TASK INPUT start

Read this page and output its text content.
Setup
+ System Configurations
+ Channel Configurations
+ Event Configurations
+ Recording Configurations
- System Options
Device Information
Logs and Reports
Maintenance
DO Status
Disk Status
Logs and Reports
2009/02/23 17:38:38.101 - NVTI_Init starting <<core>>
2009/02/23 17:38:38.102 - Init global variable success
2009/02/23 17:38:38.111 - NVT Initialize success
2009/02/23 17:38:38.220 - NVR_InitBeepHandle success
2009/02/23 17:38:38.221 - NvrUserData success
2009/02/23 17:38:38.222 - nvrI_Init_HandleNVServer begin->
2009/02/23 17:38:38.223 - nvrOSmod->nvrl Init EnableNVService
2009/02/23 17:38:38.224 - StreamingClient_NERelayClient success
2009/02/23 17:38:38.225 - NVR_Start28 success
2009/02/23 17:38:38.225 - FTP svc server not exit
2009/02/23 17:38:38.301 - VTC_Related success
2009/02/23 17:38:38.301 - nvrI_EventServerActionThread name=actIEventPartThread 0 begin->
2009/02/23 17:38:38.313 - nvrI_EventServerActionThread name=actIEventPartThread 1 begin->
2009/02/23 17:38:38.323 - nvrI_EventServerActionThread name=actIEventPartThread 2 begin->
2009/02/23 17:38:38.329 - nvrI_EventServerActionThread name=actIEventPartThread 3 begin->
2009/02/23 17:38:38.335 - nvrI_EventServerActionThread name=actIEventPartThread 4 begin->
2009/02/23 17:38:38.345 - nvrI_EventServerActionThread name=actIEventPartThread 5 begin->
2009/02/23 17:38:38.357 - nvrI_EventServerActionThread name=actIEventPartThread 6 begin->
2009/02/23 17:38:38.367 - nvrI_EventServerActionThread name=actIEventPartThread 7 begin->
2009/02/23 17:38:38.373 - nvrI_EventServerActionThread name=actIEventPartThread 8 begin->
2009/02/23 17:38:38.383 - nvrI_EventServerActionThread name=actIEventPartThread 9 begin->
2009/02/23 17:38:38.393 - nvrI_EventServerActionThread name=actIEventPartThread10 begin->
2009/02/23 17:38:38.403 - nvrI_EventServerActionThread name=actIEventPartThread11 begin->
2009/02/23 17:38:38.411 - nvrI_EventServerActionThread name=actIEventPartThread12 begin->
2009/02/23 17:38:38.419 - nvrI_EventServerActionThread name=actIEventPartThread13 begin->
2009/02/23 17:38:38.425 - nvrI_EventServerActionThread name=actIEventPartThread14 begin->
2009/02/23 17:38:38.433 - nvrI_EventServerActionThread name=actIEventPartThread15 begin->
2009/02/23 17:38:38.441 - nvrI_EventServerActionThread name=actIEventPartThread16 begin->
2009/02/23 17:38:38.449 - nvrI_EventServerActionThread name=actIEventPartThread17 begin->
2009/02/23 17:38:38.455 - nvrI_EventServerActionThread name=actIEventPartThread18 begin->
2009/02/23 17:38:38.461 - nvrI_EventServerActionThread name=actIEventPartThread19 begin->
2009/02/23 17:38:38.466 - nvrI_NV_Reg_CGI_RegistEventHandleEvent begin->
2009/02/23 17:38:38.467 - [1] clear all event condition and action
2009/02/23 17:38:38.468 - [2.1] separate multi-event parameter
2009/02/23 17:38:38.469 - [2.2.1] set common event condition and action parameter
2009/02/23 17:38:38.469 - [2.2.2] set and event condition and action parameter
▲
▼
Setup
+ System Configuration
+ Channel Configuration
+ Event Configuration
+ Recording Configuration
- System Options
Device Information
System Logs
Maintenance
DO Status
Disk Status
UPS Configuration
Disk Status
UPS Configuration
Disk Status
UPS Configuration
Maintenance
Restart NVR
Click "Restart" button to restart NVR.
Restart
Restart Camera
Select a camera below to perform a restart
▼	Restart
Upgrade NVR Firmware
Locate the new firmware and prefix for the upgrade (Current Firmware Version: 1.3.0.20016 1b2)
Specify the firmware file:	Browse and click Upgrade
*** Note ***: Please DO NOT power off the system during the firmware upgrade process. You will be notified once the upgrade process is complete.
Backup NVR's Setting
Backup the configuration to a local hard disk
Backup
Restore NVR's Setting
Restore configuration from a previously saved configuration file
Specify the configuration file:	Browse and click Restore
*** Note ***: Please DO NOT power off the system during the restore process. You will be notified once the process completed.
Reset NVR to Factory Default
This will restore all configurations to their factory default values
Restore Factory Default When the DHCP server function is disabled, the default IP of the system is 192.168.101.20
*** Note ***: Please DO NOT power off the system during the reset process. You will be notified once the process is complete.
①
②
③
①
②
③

TASK INPUT end

[STATED TASK]
Determine how many lines of the entries above carry the string "Browse", and give that number alone.

[OUTPUT]
2